- _INSTRUCTION_:
Output the full listing below exactly as it reads, and skip anything that is a picture.

- _MATERIAL SHOWN_:
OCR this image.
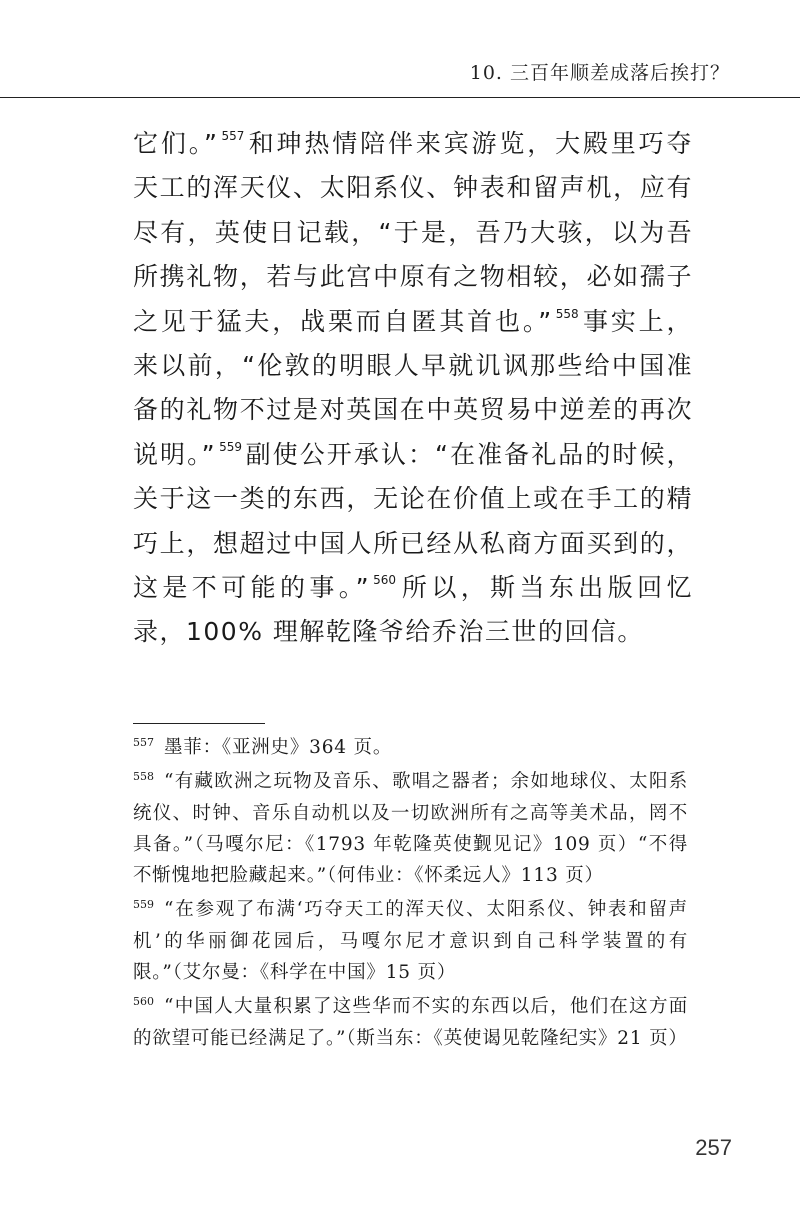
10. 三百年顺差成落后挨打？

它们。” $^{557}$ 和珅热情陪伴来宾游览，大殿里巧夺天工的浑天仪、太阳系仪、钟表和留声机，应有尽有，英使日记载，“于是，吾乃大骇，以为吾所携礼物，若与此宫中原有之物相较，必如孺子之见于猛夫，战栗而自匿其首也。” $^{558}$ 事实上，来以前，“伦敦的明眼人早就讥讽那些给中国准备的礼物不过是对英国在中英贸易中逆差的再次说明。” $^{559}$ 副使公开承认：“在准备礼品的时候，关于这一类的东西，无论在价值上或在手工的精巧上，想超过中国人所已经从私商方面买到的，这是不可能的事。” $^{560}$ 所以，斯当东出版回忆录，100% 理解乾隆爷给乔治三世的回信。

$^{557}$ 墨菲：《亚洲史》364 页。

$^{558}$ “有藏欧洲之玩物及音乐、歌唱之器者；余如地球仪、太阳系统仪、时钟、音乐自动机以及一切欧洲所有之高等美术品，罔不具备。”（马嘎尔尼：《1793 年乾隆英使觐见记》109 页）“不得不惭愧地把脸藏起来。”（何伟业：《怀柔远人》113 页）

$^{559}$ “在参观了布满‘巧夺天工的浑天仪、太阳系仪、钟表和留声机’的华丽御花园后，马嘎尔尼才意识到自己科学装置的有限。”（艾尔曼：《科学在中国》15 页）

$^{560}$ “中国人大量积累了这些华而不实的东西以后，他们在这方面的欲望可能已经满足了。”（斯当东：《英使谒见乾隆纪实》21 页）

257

- _FINAL ANSWER_:
OCR this image.
10. 三百年顺差成落后挨打？

它们。” $^{557}$ 和珅热情陪伴来宾游览，大殿里巧夺天工的浑天仪、太阳系仪、钟表和留声机，应有尽有，英使日记载，“于是，吾乃大骇，以为吾所携礼物，若与此宫中原有之物相较，必如孺子之见于猛夫，战栗而自匿其首也。” $^{558}$ 事实上，来以前，“伦敦的明眼人早就讥讽那些给中国准备的礼物不过是对英国在中英贸易中逆差的再次说明。” $^{559}$ 副使公开承认：“在准备礼品的时候，关于这一类的东西，无论在价值上或在手工的精巧上，想超过中国人所已经从私商方面买到的，这是不可能的事。” $^{560}$ 所以，斯当东出版回忆录，100% 理解乾隆爷给乔治三世的回信。

$^{557}$ 墨菲：《亚洲史》364 页。

$^{558}$ “有藏欧洲之玩物及音乐、歌唱之器者；余如地球仪、太阳系统仪、时钟、音乐自动机以及一切欧洲所有之高等美术品，罔不具备。”（马嘎尔尼：《1793 年乾隆英使觐见记》109 页）“不得不惭愧地把脸藏起来。”（何伟业：《怀柔远人》113 页）

$^{559}$ “在参观了布满‘巧夺天工的浑天仪、太阳系仪、钟表和留声机’的华丽御花园后，马嘎尔尼才意识到自己科学装置的有限。”（艾尔曼：《科学在中国》15 页）

$^{560}$ “中国人大量积累了这些华而不实的东西以后，他们在这方面的欲望可能已经满足了。”（斯当东：《英使谒见乾隆纪实》21 页）

257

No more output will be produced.